Task statement
Copy the material below line for line, changing nothing.

START Data supplied

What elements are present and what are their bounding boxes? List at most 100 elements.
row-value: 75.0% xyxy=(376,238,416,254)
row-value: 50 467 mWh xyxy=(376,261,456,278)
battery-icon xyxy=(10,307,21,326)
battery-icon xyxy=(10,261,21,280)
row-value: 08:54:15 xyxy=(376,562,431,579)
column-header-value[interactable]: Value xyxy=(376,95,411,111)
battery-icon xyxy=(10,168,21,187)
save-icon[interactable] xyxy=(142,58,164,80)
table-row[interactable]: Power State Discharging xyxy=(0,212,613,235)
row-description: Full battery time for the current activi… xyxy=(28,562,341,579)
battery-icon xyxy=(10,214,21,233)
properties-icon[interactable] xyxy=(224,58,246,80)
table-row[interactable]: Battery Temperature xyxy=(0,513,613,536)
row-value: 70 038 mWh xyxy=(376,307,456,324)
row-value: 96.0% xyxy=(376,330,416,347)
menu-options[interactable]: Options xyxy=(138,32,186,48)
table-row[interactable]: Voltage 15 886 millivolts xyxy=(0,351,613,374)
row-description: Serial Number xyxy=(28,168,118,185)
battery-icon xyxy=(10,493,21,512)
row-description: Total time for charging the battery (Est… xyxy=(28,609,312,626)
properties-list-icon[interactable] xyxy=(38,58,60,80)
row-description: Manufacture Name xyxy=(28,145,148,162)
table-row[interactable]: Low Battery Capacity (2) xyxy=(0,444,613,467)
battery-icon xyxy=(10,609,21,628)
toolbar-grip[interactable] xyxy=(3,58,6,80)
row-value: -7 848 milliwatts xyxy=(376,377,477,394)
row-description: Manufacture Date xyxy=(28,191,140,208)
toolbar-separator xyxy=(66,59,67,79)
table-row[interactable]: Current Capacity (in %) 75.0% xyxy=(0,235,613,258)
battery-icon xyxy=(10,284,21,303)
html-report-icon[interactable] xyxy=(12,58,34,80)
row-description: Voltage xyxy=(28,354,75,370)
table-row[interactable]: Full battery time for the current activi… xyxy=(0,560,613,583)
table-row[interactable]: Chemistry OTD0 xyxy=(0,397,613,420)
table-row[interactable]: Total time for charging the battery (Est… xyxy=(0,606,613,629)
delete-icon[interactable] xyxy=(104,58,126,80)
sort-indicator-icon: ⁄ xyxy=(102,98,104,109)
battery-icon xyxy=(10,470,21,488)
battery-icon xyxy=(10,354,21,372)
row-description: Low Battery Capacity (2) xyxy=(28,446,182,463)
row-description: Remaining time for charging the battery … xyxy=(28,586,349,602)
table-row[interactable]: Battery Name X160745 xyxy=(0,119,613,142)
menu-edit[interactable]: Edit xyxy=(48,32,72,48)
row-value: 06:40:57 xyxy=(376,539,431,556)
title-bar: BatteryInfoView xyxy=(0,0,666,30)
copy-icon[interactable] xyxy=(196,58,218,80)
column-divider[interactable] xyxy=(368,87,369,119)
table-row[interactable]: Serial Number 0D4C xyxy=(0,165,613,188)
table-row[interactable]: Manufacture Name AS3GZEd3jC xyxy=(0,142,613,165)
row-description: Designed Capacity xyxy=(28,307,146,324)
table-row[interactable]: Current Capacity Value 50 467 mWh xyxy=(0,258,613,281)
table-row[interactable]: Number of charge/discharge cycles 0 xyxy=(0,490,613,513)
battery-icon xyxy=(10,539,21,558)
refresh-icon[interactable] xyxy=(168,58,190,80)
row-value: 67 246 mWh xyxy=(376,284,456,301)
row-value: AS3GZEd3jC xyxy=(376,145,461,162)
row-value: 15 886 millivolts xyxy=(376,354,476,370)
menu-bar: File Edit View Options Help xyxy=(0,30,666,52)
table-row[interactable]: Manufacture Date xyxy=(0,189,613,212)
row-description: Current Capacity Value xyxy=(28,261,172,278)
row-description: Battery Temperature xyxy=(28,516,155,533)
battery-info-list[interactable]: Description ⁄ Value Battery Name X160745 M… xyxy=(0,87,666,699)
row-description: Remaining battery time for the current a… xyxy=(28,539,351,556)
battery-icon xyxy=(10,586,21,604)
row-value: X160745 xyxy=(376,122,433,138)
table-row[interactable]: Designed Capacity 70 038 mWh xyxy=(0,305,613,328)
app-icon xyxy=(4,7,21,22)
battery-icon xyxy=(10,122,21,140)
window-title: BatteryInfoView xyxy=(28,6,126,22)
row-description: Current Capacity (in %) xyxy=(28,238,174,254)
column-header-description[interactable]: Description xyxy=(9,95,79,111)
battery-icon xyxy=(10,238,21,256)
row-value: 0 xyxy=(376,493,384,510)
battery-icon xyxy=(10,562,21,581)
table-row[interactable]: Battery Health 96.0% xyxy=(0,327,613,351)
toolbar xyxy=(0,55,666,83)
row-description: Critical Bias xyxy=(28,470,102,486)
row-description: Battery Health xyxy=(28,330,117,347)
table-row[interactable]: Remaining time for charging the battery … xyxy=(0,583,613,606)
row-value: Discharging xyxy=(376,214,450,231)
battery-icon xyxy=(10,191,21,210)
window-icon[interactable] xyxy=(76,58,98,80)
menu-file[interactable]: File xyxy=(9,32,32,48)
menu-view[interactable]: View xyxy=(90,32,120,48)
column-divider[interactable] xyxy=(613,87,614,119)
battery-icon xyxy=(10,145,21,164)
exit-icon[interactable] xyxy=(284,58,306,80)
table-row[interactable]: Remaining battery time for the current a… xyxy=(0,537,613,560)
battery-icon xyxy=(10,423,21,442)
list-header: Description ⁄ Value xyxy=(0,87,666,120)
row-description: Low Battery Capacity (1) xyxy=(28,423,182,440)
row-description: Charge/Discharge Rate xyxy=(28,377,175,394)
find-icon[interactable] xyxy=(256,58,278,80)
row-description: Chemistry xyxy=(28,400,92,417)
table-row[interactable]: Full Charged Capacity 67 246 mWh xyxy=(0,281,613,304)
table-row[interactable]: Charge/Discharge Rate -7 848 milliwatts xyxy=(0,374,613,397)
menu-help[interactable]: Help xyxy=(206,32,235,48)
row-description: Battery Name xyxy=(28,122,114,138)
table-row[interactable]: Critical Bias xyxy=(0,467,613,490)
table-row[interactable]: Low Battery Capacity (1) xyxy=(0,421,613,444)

END Data supplied

Solution to this problem
What elements are present and what are their bounding boxes? List at most 100 elements.
row-value: 75.0% xyxy=(376,238,416,254)
row-value: 50 467 mWh xyxy=(376,261,456,278)
battery-icon xyxy=(10,307,21,326)
battery-icon xyxy=(10,261,21,280)
row-value: 08:54:15 xyxy=(376,562,431,579)
column-header-value[interactable]: Value xyxy=(376,95,411,111)
battery-icon xyxy=(10,168,21,187)
save-icon[interactable] xyxy=(142,58,164,80)
table-row[interactable]: Power State Discharging xyxy=(0,212,613,235)
row-description: Full battery time for the current activi… xyxy=(28,562,341,579)
battery-icon xyxy=(10,214,21,233)
properties-icon[interactable] xyxy=(224,58,246,80)
table-row[interactable]: Battery Temperature xyxy=(0,513,613,536)
row-value: 70 038 mWh xyxy=(376,307,456,324)
row-value: 96.0% xyxy=(376,330,416,347)
menu-options[interactable]: Options xyxy=(138,32,186,48)
table-row[interactable]: Voltage 15 886 millivolts xyxy=(0,351,613,374)
row-description: Serial Number xyxy=(28,168,118,185)
battery-icon xyxy=(10,493,21,512)
row-description: Total time for charging the battery (Est… xyxy=(28,609,312,626)
properties-list-icon[interactable] xyxy=(38,58,60,80)
row-description: Manufacture Name xyxy=(28,145,148,162)
table-row[interactable]: Low Battery Capacity (2) xyxy=(0,444,613,467)
battery-icon xyxy=(10,609,21,628)
toolbar-grip[interactable] xyxy=(3,58,6,80)
row-value: -7 848 milliwatts xyxy=(376,377,477,394)
row-description: Manufacture Date xyxy=(28,191,140,208)
toolbar-separator xyxy=(66,59,67,79)
table-row[interactable]: Current Capacity (in %) 75.0% xyxy=(0,235,613,258)
battery-icon xyxy=(10,284,21,303)
html-report-icon[interactable] xyxy=(12,58,34,80)
row-description: Voltage xyxy=(28,354,75,370)
table-row[interactable]: Full battery time for the current activi… xyxy=(0,560,613,583)
table-row[interactable]: Chemistry OTD0 xyxy=(0,397,613,420)
table-row[interactable]: Total time for charging the battery (Est… xyxy=(0,606,613,629)
delete-icon[interactable] xyxy=(104,58,126,80)
sort-indicator-icon: ⁄ xyxy=(102,98,104,109)
battery-icon xyxy=(10,470,21,488)
battery-icon xyxy=(10,354,21,372)
row-description: Low Battery Capacity (2) xyxy=(28,446,182,463)
row-description: Remaining time for charging the battery … xyxy=(28,586,349,602)
table-row[interactable]: Battery Name X160745 xyxy=(0,119,613,142)
menu-edit[interactable]: Edit xyxy=(48,32,72,48)
row-value: 06:40:57 xyxy=(376,539,431,556)
title-bar: BatteryInfoView xyxy=(0,0,666,30)
copy-icon[interactable] xyxy=(196,58,218,80)
column-divider[interactable] xyxy=(368,87,369,119)
table-row[interactable]: Serial Number 0D4C xyxy=(0,165,613,188)
table-row[interactable]: Manufacture Name AS3GZEd3jC xyxy=(0,142,613,165)
row-description: Designed Capacity xyxy=(28,307,146,324)
table-row[interactable]: Current Capacity Value 50 467 mWh xyxy=(0,258,613,281)
table-row[interactable]: Number of charge/discharge cycles 0 xyxy=(0,490,613,513)
battery-icon xyxy=(10,539,21,558)
refresh-icon[interactable] xyxy=(168,58,190,80)
row-value: 67 246 mWh xyxy=(376,284,456,301)
row-value: AS3GZEd3jC xyxy=(376,145,461,162)
row-value: 15 886 millivolts xyxy=(376,354,476,370)
menu-bar: File Edit View Options Help xyxy=(0,30,666,52)
table-row[interactable]: Manufacture Date xyxy=(0,189,613,212)
row-description: Current Capacity Value xyxy=(28,261,172,278)
row-description: Battery Temperature xyxy=(28,516,155,533)
battery-info-list[interactable]: Description ⁄ Value Battery Name X160745 M… xyxy=(0,87,666,699)
row-description: Remaining battery time for the current a… xyxy=(28,539,351,556)
battery-icon xyxy=(10,586,21,604)
row-value: X160745 xyxy=(376,122,433,138)
table-row[interactable]: Designed Capacity 70 038 mWh xyxy=(0,305,613,328)
app-icon xyxy=(4,7,21,22)
battery-icon xyxy=(10,122,21,140)
window-title: BatteryInfoView xyxy=(28,6,126,22)
row-description: Current Capacity (in %) xyxy=(28,238,174,254)
column-header-description[interactable]: Description xyxy=(9,95,79,111)
battery-icon xyxy=(10,238,21,256)
row-value: 0 xyxy=(376,493,384,510)
battery-icon xyxy=(10,562,21,581)
table-row[interactable]: Battery Health 96.0% xyxy=(0,327,613,351)
toolbar xyxy=(0,55,666,83)
row-description: Critical Bias xyxy=(28,470,102,486)
row-description: Battery Health xyxy=(28,330,117,347)
table-row[interactable]: Remaining time for charging the battery … xyxy=(0,583,613,606)
row-value: Discharging xyxy=(376,214,450,231)
battery-icon xyxy=(10,191,21,210)
window-icon[interactable] xyxy=(76,58,98,80)
menu-file[interactable]: File xyxy=(9,32,32,48)
menu-view[interactable]: View xyxy=(90,32,120,48)
column-divider[interactable] xyxy=(613,87,614,119)
battery-icon xyxy=(10,145,21,164)
exit-icon[interactable] xyxy=(284,58,306,80)
table-row[interactable]: Remaining battery time for the current a… xyxy=(0,537,613,560)
battery-icon xyxy=(10,423,21,442)
list-header: Description ⁄ Value xyxy=(0,87,666,120)
row-description: Low Battery Capacity (1) xyxy=(28,423,182,440)
row-description: Charge/Discharge Rate xyxy=(28,377,175,394)
find-icon[interactable] xyxy=(256,58,278,80)
row-description: Chemistry xyxy=(28,400,92,417)
table-row[interactable]: Full Charged Capacity 67 246 mWh xyxy=(0,281,613,304)
table-row[interactable]: Charge/Discharge Rate -7 848 milliwatts xyxy=(0,374,613,397)
menu-help[interactable]: Help xyxy=(206,32,235,48)
row-description: Battery Name xyxy=(28,122,114,138)
table-row[interactable]: Critical Bias xyxy=(0,467,613,490)
table-row[interactable]: Low Battery Capacity (1) xyxy=(0,421,613,444)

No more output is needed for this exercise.